[The request]
Return the listing below unchanged, minus its pictures.
>> start Provided records
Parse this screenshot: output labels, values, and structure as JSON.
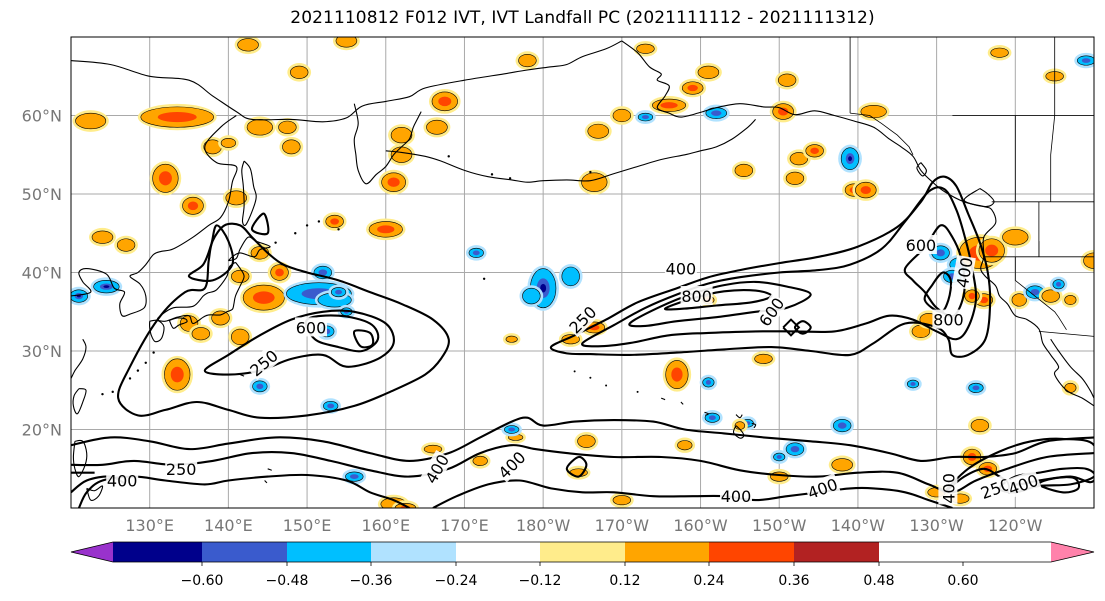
{
  "title": "2021110812 F012 IVT, IVT Landfall PC (2021111112 - 2021111312)",
  "map": {
    "lat_ticks": [
      "20°N",
      "30°N",
      "40°N",
      "50°N",
      "60°N"
    ],
    "lon_ticks": [
      "130°E",
      "140°E",
      "150°E",
      "160°E",
      "170°E",
      "180°W",
      "170°W",
      "160°W",
      "150°W",
      "140°W",
      "130°W",
      "120°W"
    ],
    "lat_range": [
      10,
      70
    ],
    "lon_range": [
      120,
      250
    ],
    "grid": true,
    "contour_levels": [
      250,
      400,
      600,
      800
    ],
    "contour_labels": [
      {
        "text": "250",
        "lon": 134.0,
        "lat": 15.0,
        "rot": 0
      },
      {
        "text": "400",
        "lon": 126.5,
        "lat": 13.5,
        "rot": 0
      },
      {
        "text": "400",
        "lon": 176.0,
        "lat": 15.5,
        "rot": -45
      },
      {
        "text": "400",
        "lon": 204.5,
        "lat": 11.5,
        "rot": 0
      },
      {
        "text": "400",
        "lon": 166.5,
        "lat": 15.0,
        "rot": -60
      },
      {
        "text": "600",
        "lon": 150.5,
        "lat": 33.0,
        "rot": 0
      },
      {
        "text": "250",
        "lon": 144.5,
        "lat": 28.5,
        "rot": -40
      },
      {
        "text": "250",
        "lon": 185.0,
        "lat": 34.0,
        "rot": -45
      },
      {
        "text": "400",
        "lon": 197.5,
        "lat": 40.5,
        "rot": 0
      },
      {
        "text": "800",
        "lon": 199.5,
        "lat": 37.0,
        "rot": 0
      },
      {
        "text": "600",
        "lon": 209.0,
        "lat": 35.0,
        "rot": -55
      },
      {
        "text": "600",
        "lon": 228.0,
        "lat": 43.5,
        "rot": 0
      },
      {
        "text": "800",
        "lon": 231.5,
        "lat": 34.0,
        "rot": 0
      },
      {
        "text": "400",
        "lon": 233.5,
        "lat": 40.0,
        "rot": -80
      },
      {
        "text": "400",
        "lon": 215.5,
        "lat": 12.5,
        "rot": -20
      },
      {
        "text": "250",
        "lon": 237.5,
        "lat": 12.5,
        "rot": -20
      },
      {
        "text": "400",
        "lon": 241.0,
        "lat": 13.0,
        "rot": -20
      },
      {
        "text": "400",
        "lon": 231.5,
        "lat": 12.5,
        "rot": -90
      }
    ]
  },
  "colorbar": {
    "tick_labels": [
      "−0.60",
      "−0.48",
      "−0.36",
      "−0.24",
      "−0.12",
      "0.12",
      "0.24",
      "0.36",
      "0.48",
      "0.60"
    ],
    "bounds": [
      -0.72,
      -0.6,
      -0.48,
      -0.36,
      -0.24,
      -0.12,
      0.12,
      0.24,
      0.36,
      0.48,
      0.6,
      0.72
    ],
    "colors": [
      "#9932cc",
      "#00008b",
      "#3a5bcd",
      "#00bfff",
      "#b0e2ff",
      "#ffffff",
      "#ffec8b",
      "#ffa500",
      "#ff4500",
      "#b22222",
      "#ff82ab"
    ]
  },
  "colors": {
    "contour": "#000000",
    "coast": "#000000",
    "grid": "#a9a9a9",
    "axis_labels": "#777777"
  }
}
>> end Provided records
[Solution below]
Parse this screenshot: output labels, values, and structure as JSON.
{
  "title": "2021110812 F012 IVT, IVT Landfall PC (2021111112 - 2021111312)",
  "map": {
    "lat_ticks": [
      "20°N",
      "30°N",
      "40°N",
      "50°N",
      "60°N"
    ],
    "lon_ticks": [
      "130°E",
      "140°E",
      "150°E",
      "160°E",
      "170°E",
      "180°W",
      "170°W",
      "160°W",
      "150°W",
      "140°W",
      "130°W",
      "120°W"
    ],
    "lat_range": [
      10,
      70
    ],
    "lon_range": [
      120,
      250
    ],
    "grid": true,
    "contour_levels": [
      250,
      400,
      600,
      800
    ],
    "contour_labels": [
      {
        "text": "250",
        "lon": 134.0,
        "lat": 15.0,
        "rot": 0
      },
      {
        "text": "400",
        "lon": 126.5,
        "lat": 13.5,
        "rot": 0
      },
      {
        "text": "400",
        "lon": 176.0,
        "lat": 15.5,
        "rot": -45
      },
      {
        "text": "400",
        "lon": 204.5,
        "lat": 11.5,
        "rot": 0
      },
      {
        "text": "400",
        "lon": 166.5,
        "lat": 15.0,
        "rot": -60
      },
      {
        "text": "600",
        "lon": 150.5,
        "lat": 33.0,
        "rot": 0
      },
      {
        "text": "250",
        "lon": 144.5,
        "lat": 28.5,
        "rot": -40
      },
      {
        "text": "250",
        "lon": 185.0,
        "lat": 34.0,
        "rot": -45
      },
      {
        "text": "400",
        "lon": 197.5,
        "lat": 40.5,
        "rot": 0
      },
      {
        "text": "800",
        "lon": 199.5,
        "lat": 37.0,
        "rot": 0
      },
      {
        "text": "600",
        "lon": 209.0,
        "lat": 35.0,
        "rot": -55
      },
      {
        "text": "600",
        "lon": 228.0,
        "lat": 43.5,
        "rot": 0
      },
      {
        "text": "800",
        "lon": 231.5,
        "lat": 34.0,
        "rot": 0
      },
      {
        "text": "400",
        "lon": 233.5,
        "lat": 40.0,
        "rot": -80
      },
      {
        "text": "400",
        "lon": 215.5,
        "lat": 12.5,
        "rot": -20
      },
      {
        "text": "250",
        "lon": 237.5,
        "lat": 12.5,
        "rot": -20
      },
      {
        "text": "400",
        "lon": 241.0,
        "lat": 13.0,
        "rot": -20
      },
      {
        "text": "400",
        "lon": 231.5,
        "lat": 12.5,
        "rot": -90
      }
    ]
  },
  "colorbar": {
    "tick_labels": [
      "−0.60",
      "−0.48",
      "−0.36",
      "−0.24",
      "−0.12",
      "0.12",
      "0.24",
      "0.36",
      "0.48",
      "0.60"
    ],
    "bounds": [
      -0.72,
      -0.6,
      -0.48,
      -0.36,
      -0.24,
      -0.12,
      0.12,
      0.24,
      0.36,
      0.48,
      0.6,
      0.72
    ],
    "colors": [
      "#9932cc",
      "#00008b",
      "#3a5bcd",
      "#00bfff",
      "#b0e2ff",
      "#ffffff",
      "#ffec8b",
      "#ffa500",
      "#ff4500",
      "#b22222",
      "#ff82ab"
    ]
  },
  "colors": {
    "contour": "#000000",
    "coast": "#000000",
    "grid": "#a9a9a9",
    "axis_labels": "#777777"
  }
}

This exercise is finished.